PROBLEM DESCRIPTION: Count how many lines of the data below contain the string "mecánico"; the reply should be that number alone.

RECORDS SHOWN:

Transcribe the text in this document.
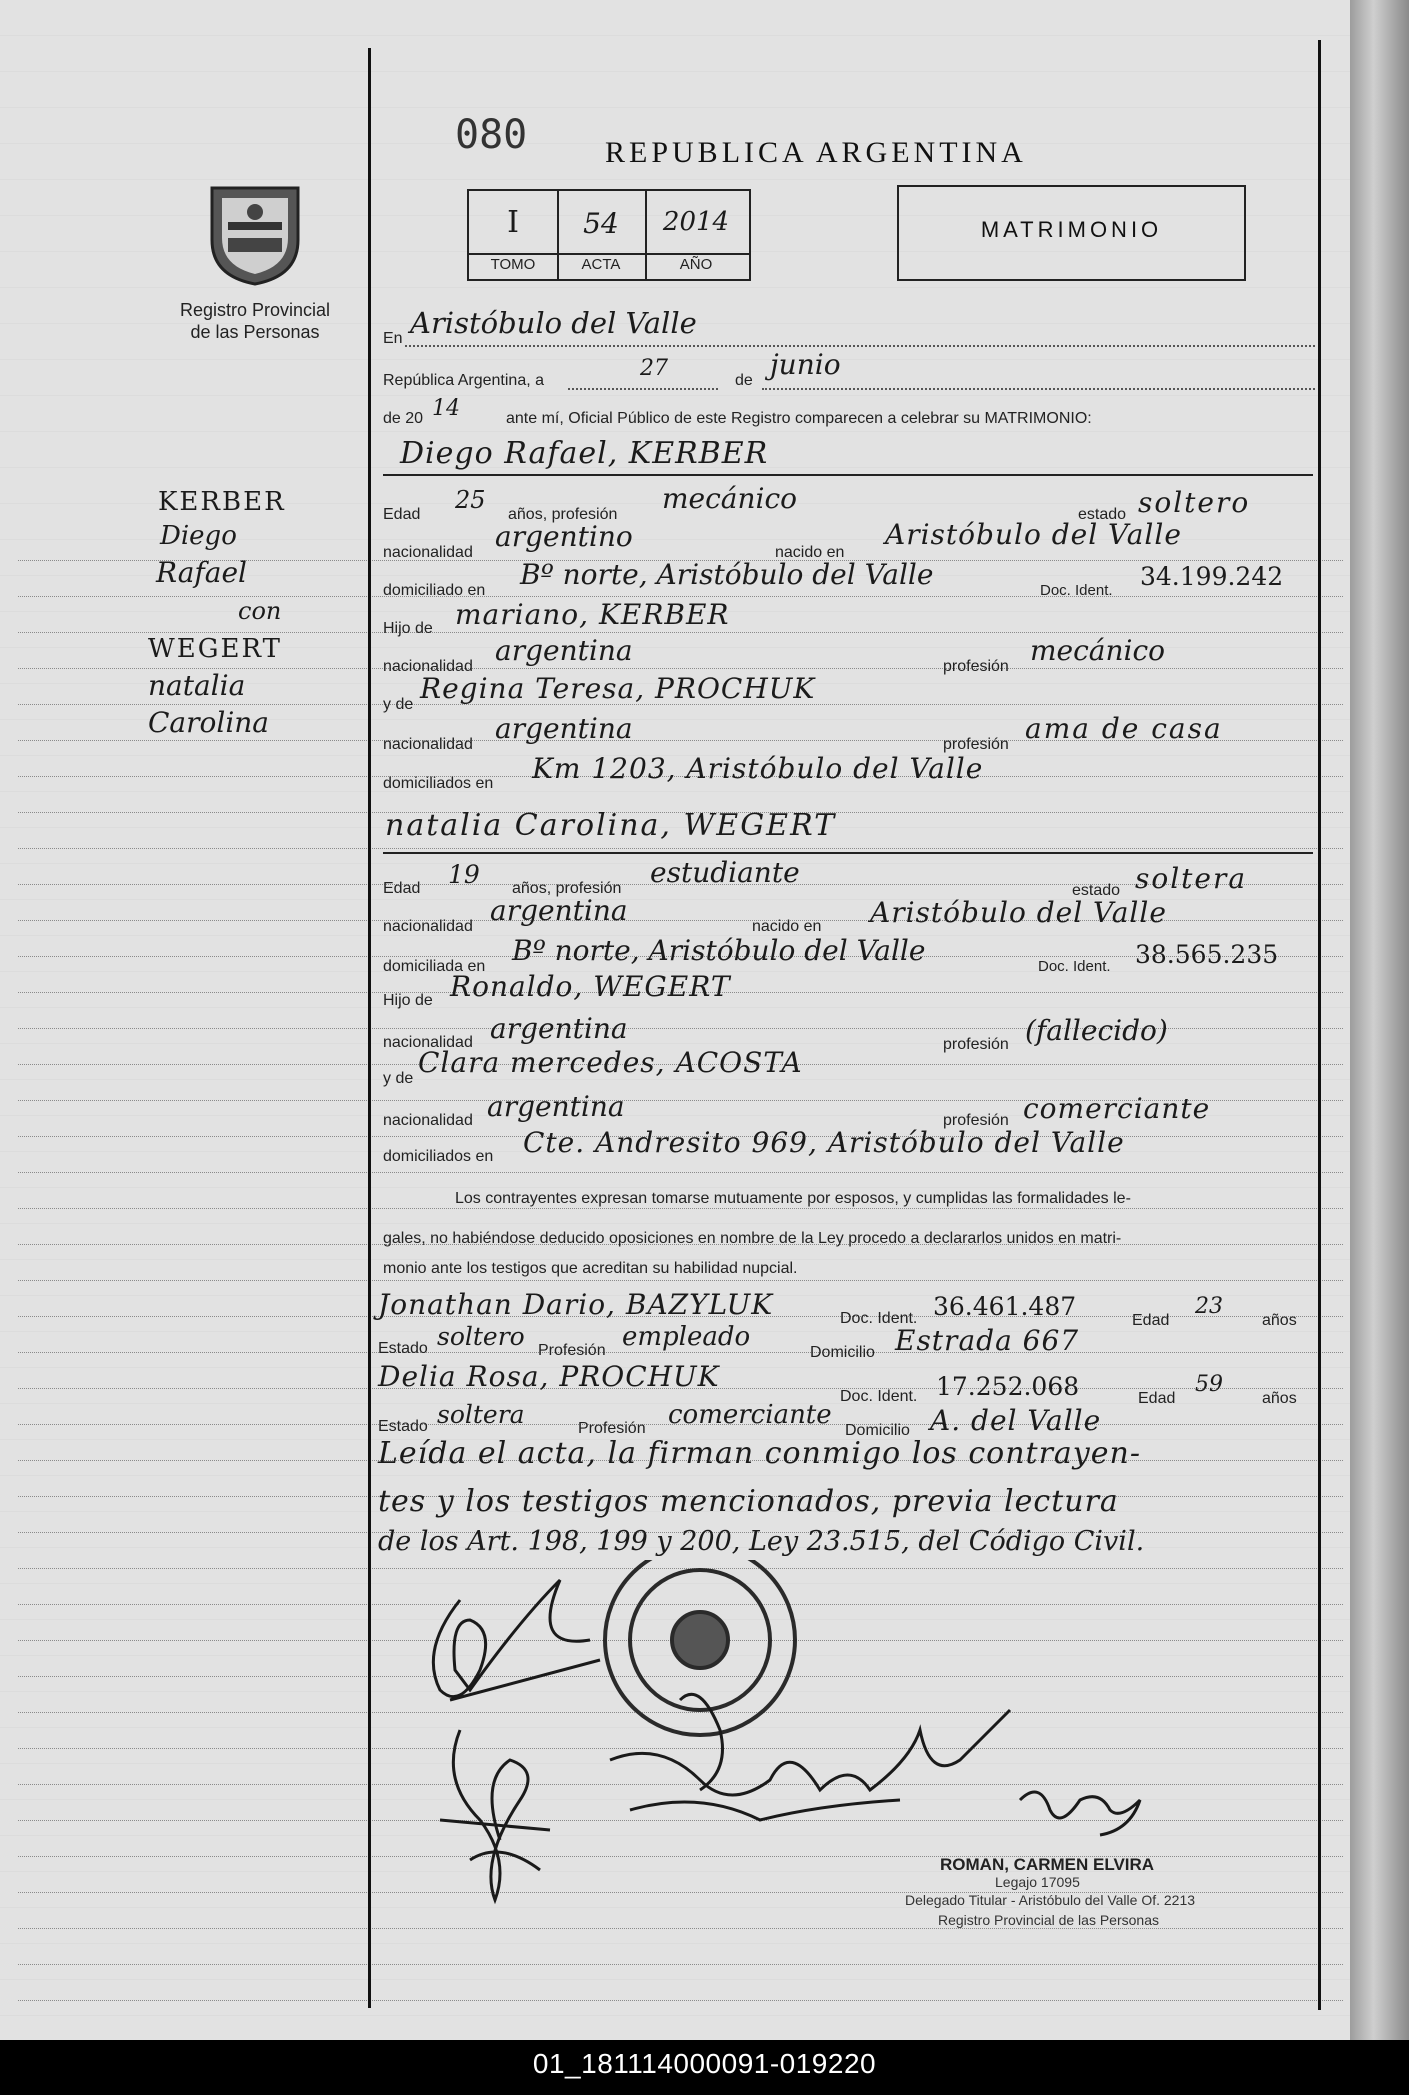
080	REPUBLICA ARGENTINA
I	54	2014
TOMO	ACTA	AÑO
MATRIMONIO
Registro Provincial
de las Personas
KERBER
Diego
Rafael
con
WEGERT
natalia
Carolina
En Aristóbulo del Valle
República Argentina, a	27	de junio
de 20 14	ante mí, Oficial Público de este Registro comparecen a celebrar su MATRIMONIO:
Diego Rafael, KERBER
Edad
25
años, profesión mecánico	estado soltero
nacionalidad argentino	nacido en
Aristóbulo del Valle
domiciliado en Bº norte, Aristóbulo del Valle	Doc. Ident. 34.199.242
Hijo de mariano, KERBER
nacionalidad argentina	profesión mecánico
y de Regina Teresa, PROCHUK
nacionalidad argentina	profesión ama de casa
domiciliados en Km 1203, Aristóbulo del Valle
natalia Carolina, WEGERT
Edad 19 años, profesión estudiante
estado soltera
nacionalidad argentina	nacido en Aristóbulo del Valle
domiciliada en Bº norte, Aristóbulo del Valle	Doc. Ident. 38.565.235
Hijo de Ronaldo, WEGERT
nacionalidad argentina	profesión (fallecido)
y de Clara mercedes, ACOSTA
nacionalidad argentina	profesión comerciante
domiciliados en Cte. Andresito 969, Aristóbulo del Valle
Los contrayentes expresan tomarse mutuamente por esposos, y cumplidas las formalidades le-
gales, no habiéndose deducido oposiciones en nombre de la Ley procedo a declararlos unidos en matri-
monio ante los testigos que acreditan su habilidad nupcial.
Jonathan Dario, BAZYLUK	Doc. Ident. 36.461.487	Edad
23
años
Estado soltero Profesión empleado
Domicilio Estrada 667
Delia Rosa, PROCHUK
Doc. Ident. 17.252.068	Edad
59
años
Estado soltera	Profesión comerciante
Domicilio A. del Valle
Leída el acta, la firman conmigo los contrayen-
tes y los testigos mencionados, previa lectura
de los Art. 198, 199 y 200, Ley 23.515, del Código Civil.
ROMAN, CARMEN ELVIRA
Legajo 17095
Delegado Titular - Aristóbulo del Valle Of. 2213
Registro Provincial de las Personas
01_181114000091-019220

* * *

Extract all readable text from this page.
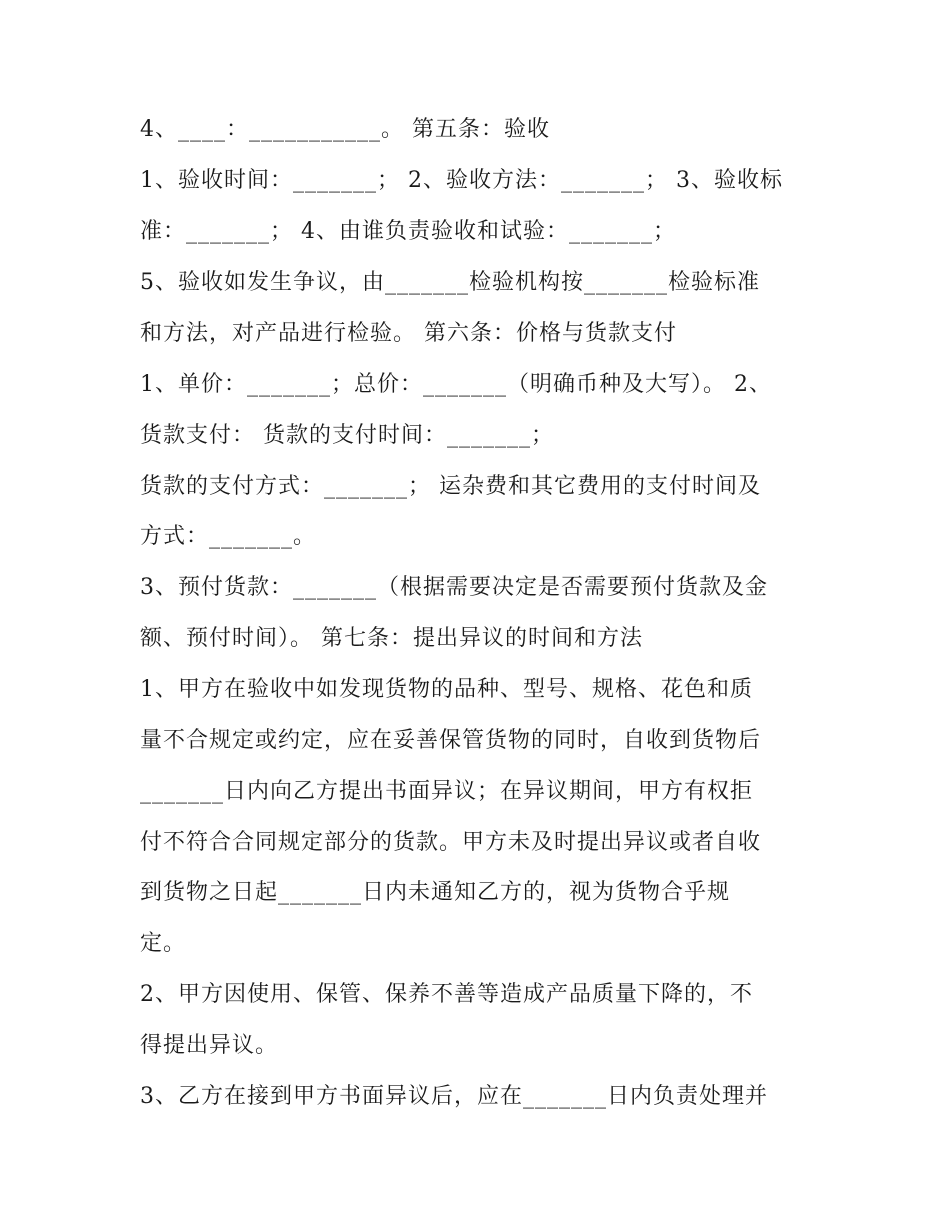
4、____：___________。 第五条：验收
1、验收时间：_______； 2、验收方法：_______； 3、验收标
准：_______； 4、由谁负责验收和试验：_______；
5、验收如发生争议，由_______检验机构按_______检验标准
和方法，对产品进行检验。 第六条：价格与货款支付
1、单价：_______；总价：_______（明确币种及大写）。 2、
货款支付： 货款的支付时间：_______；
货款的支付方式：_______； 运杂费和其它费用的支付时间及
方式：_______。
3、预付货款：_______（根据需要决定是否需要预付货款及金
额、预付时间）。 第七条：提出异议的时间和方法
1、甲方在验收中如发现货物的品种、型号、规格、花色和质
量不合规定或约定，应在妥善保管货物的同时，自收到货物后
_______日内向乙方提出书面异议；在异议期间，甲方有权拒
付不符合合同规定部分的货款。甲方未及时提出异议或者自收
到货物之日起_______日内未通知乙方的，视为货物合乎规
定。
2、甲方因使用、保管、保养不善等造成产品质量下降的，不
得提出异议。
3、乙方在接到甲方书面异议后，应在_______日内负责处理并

* * *

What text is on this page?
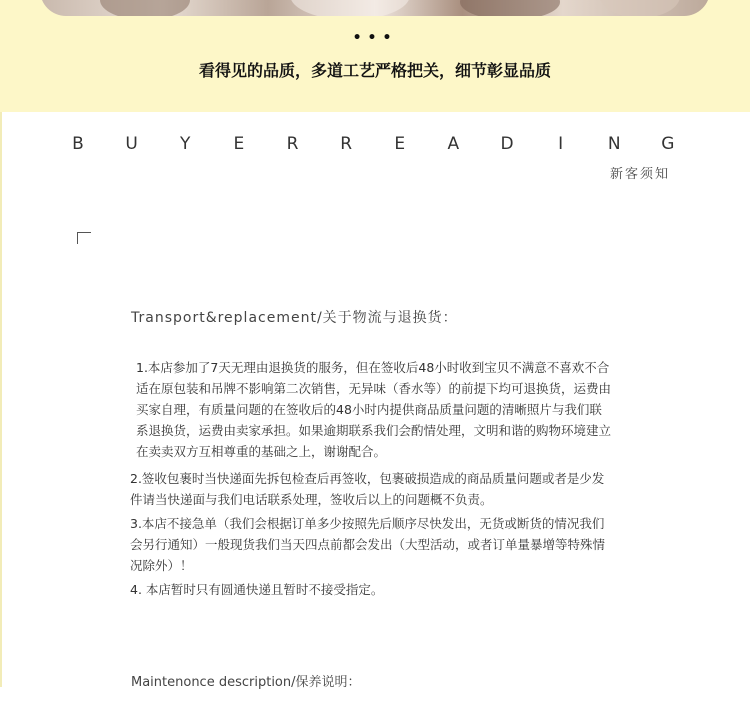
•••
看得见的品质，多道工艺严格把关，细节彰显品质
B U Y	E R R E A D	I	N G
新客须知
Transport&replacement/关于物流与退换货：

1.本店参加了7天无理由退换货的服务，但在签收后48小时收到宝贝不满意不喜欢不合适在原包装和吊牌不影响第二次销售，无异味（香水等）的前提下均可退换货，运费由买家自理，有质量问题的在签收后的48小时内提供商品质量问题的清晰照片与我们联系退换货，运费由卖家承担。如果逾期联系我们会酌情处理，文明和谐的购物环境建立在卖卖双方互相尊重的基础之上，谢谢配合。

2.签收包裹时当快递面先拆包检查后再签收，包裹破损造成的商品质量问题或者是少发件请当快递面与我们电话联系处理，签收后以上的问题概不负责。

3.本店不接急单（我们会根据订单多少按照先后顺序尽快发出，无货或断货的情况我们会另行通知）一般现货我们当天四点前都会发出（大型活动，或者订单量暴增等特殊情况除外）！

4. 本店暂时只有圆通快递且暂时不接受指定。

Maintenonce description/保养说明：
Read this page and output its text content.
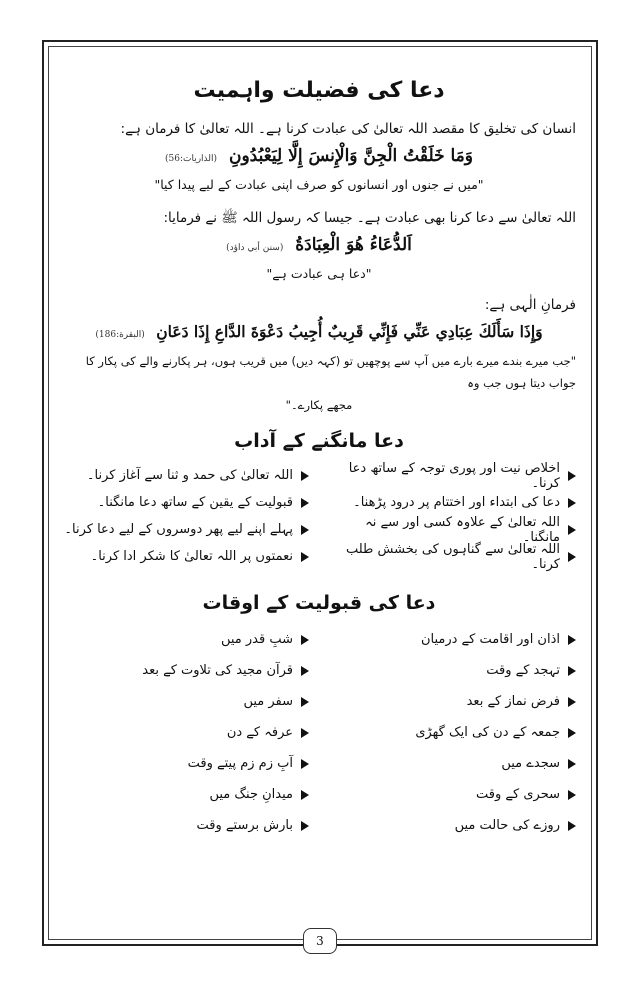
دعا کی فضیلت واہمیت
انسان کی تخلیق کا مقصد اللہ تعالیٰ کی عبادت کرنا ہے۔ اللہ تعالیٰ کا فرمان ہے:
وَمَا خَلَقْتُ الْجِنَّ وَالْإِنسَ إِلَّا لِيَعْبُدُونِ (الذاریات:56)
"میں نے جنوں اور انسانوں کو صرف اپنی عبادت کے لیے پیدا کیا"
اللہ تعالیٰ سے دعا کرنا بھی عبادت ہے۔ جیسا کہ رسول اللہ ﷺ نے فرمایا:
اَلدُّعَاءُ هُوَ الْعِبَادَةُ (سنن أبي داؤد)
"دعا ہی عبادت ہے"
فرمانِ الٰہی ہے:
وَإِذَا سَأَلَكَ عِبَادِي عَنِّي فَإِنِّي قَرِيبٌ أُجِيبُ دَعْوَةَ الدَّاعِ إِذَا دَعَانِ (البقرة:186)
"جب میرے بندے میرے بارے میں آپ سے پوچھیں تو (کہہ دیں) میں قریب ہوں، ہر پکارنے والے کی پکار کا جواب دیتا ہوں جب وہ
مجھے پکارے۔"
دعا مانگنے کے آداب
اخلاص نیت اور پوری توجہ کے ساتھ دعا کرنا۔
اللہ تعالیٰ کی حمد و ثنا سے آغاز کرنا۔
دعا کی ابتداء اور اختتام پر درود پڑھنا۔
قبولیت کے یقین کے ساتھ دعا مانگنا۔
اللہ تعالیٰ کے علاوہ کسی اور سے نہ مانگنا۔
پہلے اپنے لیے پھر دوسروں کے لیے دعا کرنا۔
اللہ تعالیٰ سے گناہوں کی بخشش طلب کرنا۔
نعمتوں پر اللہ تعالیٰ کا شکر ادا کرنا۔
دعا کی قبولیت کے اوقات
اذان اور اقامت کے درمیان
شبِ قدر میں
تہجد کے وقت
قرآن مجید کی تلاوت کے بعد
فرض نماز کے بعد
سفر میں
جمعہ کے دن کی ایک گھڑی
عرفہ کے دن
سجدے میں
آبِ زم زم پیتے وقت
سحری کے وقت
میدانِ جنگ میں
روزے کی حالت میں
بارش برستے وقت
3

TASK SOLUTION: 2